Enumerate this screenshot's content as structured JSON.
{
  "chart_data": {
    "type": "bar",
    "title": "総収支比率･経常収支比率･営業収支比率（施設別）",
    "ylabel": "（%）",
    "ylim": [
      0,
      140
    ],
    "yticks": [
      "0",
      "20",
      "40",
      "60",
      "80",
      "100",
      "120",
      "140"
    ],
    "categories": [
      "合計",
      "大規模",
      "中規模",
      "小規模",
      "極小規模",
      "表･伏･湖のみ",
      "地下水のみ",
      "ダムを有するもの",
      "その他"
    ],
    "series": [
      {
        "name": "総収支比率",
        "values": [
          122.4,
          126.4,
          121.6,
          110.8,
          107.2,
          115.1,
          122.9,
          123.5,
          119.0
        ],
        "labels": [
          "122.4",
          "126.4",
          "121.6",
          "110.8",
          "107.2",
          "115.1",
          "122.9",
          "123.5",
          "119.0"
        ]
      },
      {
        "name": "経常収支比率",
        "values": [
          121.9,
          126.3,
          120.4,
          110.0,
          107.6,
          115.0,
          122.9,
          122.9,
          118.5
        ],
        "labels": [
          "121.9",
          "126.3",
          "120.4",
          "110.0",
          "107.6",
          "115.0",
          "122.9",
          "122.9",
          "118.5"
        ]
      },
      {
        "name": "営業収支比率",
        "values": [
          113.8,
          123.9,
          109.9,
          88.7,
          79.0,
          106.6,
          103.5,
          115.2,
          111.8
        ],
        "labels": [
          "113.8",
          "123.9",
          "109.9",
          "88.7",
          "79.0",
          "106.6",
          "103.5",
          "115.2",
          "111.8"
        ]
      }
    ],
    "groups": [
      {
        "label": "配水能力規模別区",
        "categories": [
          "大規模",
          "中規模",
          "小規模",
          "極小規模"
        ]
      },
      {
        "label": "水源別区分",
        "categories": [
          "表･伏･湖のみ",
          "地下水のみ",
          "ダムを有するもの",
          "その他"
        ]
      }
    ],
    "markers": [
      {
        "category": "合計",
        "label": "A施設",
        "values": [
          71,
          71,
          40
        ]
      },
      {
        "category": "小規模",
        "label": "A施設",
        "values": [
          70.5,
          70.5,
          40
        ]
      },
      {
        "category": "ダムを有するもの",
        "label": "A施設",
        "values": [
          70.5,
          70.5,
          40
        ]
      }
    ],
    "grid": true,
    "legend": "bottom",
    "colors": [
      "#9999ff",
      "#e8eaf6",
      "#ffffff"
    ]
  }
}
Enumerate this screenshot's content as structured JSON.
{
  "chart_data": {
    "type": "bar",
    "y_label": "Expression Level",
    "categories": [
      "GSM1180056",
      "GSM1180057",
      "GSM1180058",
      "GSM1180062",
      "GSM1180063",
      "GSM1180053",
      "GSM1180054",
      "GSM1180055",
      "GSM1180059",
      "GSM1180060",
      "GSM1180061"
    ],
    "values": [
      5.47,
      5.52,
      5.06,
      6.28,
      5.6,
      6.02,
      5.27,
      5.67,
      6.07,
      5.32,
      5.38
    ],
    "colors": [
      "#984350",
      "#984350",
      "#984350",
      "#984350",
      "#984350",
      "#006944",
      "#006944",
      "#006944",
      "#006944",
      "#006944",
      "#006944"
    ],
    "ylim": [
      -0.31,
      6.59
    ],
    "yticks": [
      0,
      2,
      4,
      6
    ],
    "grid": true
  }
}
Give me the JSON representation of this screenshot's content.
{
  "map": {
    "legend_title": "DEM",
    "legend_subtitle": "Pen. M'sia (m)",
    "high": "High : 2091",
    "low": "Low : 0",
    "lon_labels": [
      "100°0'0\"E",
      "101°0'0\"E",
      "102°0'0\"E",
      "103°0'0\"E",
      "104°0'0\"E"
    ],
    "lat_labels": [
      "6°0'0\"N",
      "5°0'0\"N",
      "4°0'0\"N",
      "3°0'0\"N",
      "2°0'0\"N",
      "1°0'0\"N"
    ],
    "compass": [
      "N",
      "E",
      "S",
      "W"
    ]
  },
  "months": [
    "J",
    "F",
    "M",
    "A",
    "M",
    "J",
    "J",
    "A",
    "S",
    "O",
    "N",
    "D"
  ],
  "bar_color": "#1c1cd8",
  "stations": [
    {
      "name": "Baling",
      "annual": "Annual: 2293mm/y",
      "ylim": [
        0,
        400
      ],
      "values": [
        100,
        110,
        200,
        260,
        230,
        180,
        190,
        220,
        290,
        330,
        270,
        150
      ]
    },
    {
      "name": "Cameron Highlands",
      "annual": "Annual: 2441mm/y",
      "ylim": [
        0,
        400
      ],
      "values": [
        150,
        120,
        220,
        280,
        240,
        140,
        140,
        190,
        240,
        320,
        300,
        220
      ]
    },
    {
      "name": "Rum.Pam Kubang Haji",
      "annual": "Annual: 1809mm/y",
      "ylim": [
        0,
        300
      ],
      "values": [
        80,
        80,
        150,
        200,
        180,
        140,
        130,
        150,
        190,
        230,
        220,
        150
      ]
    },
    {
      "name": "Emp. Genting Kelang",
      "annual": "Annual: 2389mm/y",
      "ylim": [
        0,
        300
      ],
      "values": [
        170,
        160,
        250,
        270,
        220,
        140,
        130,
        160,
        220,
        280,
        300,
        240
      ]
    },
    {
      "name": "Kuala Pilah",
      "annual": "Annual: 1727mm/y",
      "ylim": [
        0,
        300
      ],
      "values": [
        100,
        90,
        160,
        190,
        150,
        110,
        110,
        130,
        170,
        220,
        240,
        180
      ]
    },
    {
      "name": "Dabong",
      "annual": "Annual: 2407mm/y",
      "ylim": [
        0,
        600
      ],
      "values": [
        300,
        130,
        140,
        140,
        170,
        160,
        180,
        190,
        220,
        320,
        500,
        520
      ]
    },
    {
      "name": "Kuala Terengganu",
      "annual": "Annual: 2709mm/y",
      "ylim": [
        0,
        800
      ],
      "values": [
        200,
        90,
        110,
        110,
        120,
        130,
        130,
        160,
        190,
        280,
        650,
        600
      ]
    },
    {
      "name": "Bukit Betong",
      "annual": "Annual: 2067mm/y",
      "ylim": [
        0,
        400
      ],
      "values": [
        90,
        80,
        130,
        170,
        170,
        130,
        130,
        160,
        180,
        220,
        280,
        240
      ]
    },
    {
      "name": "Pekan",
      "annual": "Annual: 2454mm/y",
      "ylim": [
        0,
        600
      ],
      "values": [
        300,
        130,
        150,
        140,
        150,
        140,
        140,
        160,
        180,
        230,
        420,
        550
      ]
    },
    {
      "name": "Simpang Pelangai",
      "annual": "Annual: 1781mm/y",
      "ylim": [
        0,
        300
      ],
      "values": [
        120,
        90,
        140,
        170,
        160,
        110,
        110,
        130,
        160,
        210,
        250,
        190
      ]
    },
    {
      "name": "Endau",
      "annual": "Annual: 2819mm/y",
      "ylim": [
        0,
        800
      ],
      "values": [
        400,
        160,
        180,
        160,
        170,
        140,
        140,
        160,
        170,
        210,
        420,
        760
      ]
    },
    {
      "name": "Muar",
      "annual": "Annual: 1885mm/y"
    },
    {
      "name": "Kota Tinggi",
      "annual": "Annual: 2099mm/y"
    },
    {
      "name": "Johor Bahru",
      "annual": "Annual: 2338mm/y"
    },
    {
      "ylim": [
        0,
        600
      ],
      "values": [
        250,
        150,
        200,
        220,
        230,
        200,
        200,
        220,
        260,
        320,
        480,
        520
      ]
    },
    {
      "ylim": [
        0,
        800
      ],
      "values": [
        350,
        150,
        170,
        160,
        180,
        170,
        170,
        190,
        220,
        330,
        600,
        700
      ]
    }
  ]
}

----

**Task to carry out:** Type out the material again exactly as presented.

**Final result:**
Enumerate this screenshot's content as structured JSON.
{
  "chart_data": {
    "type": "bar",
    "title": "総収支比率･経常収支比率･営業収支比率（施設別）",
    "ylabel": "（%）",
    "ylim": [
      0,
      140
    ],
    "yticks": [
      "0",
      "20",
      "40",
      "60",
      "80",
      "100",
      "120",
      "140"
    ],
    "categories": [
      "合計",
      "大規模",
      "中規模",
      "小規模",
      "極小規模",
      "表･伏･湖のみ",
      "地下水のみ",
      "ダムを有するもの",
      "その他"
    ],
    "series": [
      {
        "name": "総収支比率",
        "values": [
          122.4,
          126.4,
          121.6,
          110.8,
          107.2,
          115.1,
          122.9,
          123.5,
          119.0
        ],
        "labels": [
          "122.4",
          "126.4",
          "121.6",
          "110.8",
          "107.2",
          "115.1",
          "122.9",
          "123.5",
          "119.0"
        ]
      },
      {
        "name": "経常収支比率",
        "values": [
          121.9,
          126.3,
          120.4,
          110.0,
          107.6,
          115.0,
          122.9,
          122.9,
          118.5
        ],
        "labels": [
          "121.9",
          "126.3",
          "120.4",
          "110.0",
          "107.6",
          "115.0",
          "122.9",
          "122.9",
          "118.5"
        ]
      },
      {
        "name": "営業収支比率",
        "values": [
          113.8,
          123.9,
          109.9,
          88.7,
          79.0,
          106.6,
          103.5,
          115.2,
          111.8
        ],
        "labels": [
          "113.8",
          "123.9",
          "109.9",
          "88.7",
          "79.0",
          "106.6",
          "103.5",
          "115.2",
          "111.8"
        ]
      }
    ],
    "groups": [
      {
        "label": "配水能力規模別区",
        "categories": [
          "大規模",
          "中規模",
          "小規模",
          "極小規模"
        ]
      },
      {
        "label": "水源別区分",
        "categories": [
          "表･伏･湖のみ",
          "地下水のみ",
          "ダムを有するもの",
          "その他"
        ]
      }
    ],
    "markers": [
      {
        "category": "合計",
        "label": "A施設",
        "values": [
          71,
          71,
          40
        ]
      },
      {
        "category": "小規模",
        "label": "A施設",
        "values": [
          70.5,
          70.5,
          40
        ]
      },
      {
        "category": "ダムを有するもの",
        "label": "A施設",
        "values": [
          70.5,
          70.5,
          40
        ]
      }
    ],
    "grid": true,
    "legend": "bottom",
    "colors": [
      "#9999ff",
      "#e8eaf6",
      "#ffffff"
    ]
  }
}
Enumerate this screenshot's content as structured JSON.
{
  "chart_data": {
    "type": "bar",
    "y_label": "Expression Level",
    "categories": [
      "GSM1180056",
      "GSM1180057",
      "GSM1180058",
      "GSM1180062",
      "GSM1180063",
      "GSM1180053",
      "GSM1180054",
      "GSM1180055",
      "GSM1180059",
      "GSM1180060",
      "GSM1180061"
    ],
    "values": [
      5.47,
      5.52,
      5.06,
      6.28,
      5.6,
      6.02,
      5.27,
      5.67,
      6.07,
      5.32,
      5.38
    ],
    "colors": [
      "#984350",
      "#984350",
      "#984350",
      "#984350",
      "#984350",
      "#006944",
      "#006944",
      "#006944",
      "#006944",
      "#006944",
      "#006944"
    ],
    "ylim": [
      -0.31,
      6.59
    ],
    "yticks": [
      0,
      2,
      4,
      6
    ],
    "grid": true
  }
}
Give me the JSON representation of this screenshot's content.
{
  "map": {
    "legend_title": "DEM",
    "legend_subtitle": "Pen. M'sia (m)",
    "high": "High : 2091",
    "low": "Low : 0",
    "lon_labels": [
      "100°0'0\"E",
      "101°0'0\"E",
      "102°0'0\"E",
      "103°0'0\"E",
      "104°0'0\"E"
    ],
    "lat_labels": [
      "6°0'0\"N",
      "5°0'0\"N",
      "4°0'0\"N",
      "3°0'0\"N",
      "2°0'0\"N",
      "1°0'0\"N"
    ],
    "compass": [
      "N",
      "E",
      "S",
      "W"
    ]
  },
  "months": [
    "J",
    "F",
    "M",
    "A",
    "M",
    "J",
    "J",
    "A",
    "S",
    "O",
    "N",
    "D"
  ],
  "bar_color": "#1c1cd8",
  "stations": [
    {
      "name": "Baling",
      "annual": "Annual: 2293mm/y",
      "ylim": [
        0,
        400
      ],
      "values": [
        100,
        110,
        200,
        260,
        230,
        180,
        190,
        220,
        290,
        330,
        270,
        150
      ]
    },
    {
      "name": "Cameron Highlands",
      "annual": "Annual: 2441mm/y",
      "ylim": [
        0,
        400
      ],
      "values": [
        150,
        120,
        220,
        280,
        240,
        140,
        140,
        190,
        240,
        320,
        300,
        220
      ]
    },
    {
      "name": "Rum.Pam Kubang Haji",
      "annual": "Annual: 1809mm/y",
      "ylim": [
        0,
        300
      ],
      "values": [
        80,
        80,
        150,
        200,
        180,
        140,
        130,
        150,
        190,
        230,
        220,
        150
      ]
    },
    {
      "name": "Emp. Genting Kelang",
      "annual": "Annual: 2389mm/y",
      "ylim": [
        0,
        300
      ],
      "values": [
        170,
        160,
        250,
        270,
        220,
        140,
        130,
        160,
        220,
        280,
        300,
        240
      ]
    },
    {
      "name": "Kuala Pilah",
      "annual": "Annual: 1727mm/y",
      "ylim": [
        0,
        300
      ],
      "values": [
        100,
        90,
        160,
        190,
        150,
        110,
        110,
        130,
        170,
        220,
        240,
        180
      ]
    },
    {
      "name": "Dabong",
      "annual": "Annual: 2407mm/y",
      "ylim": [
        0,
        600
      ],
      "values": [
        300,
        130,
        140,
        140,
        170,
        160,
        180,
        190,
        220,
        320,
        500,
        520
      ]
    },
    {
      "name": "Kuala Terengganu",
      "annual": "Annual: 2709mm/y",
      "ylim": [
        0,
        800
      ],
      "values": [
        200,
        90,
        110,
        110,
        120,
        130,
        130,
        160,
        190,
        280,
        650,
        600
      ]
    },
    {
      "name": "Bukit Betong",
      "annual": "Annual: 2067mm/y",
      "ylim": [
        0,
        400
      ],
      "values": [
        90,
        80,
        130,
        170,
        170,
        130,
        130,
        160,
        180,
        220,
        280,
        240
      ]
    },
    {
      "name": "Pekan",
      "annual": "Annual: 2454mm/y",
      "ylim": [
        0,
        600
      ],
      "values": [
        300,
        130,
        150,
        140,
        150,
        140,
        140,
        160,
        180,
        230,
        420,
        550
      ]
    },
    {
      "name": "Simpang Pelangai",
      "annual": "Annual: 1781mm/y",
      "ylim": [
        0,
        300
      ],
      "values": [
        120,
        90,
        140,
        170,
        160,
        110,
        110,
        130,
        160,
        210,
        250,
        190
      ]
    },
    {
      "name": "Endau",
      "annual": "Annual: 2819mm/y",
      "ylim": [
        0,
        800
      ],
      "values": [
        400,
        160,
        180,
        160,
        170,
        140,
        140,
        160,
        170,
        210,
        420,
        760
      ]
    },
    {
      "name": "Muar",
      "annual": "Annual: 1885mm/y"
    },
    {
      "name": "Kota Tinggi",
      "annual": "Annual: 2099mm/y"
    },
    {
      "name": "Johor Bahru",
      "annual": "Annual: 2338mm/y"
    },
    {
      "ylim": [
        0,
        600
      ],
      "values": [
        250,
        150,
        200,
        220,
        230,
        200,
        200,
        220,
        260,
        320,
        480,
        520
      ]
    },
    {
      "ylim": [
        0,
        800
      ],
      "values": [
        350,
        150,
        170,
        160,
        180,
        170,
        170,
        190,
        220,
        330,
        600,
        700
      ]
    }
  ]
}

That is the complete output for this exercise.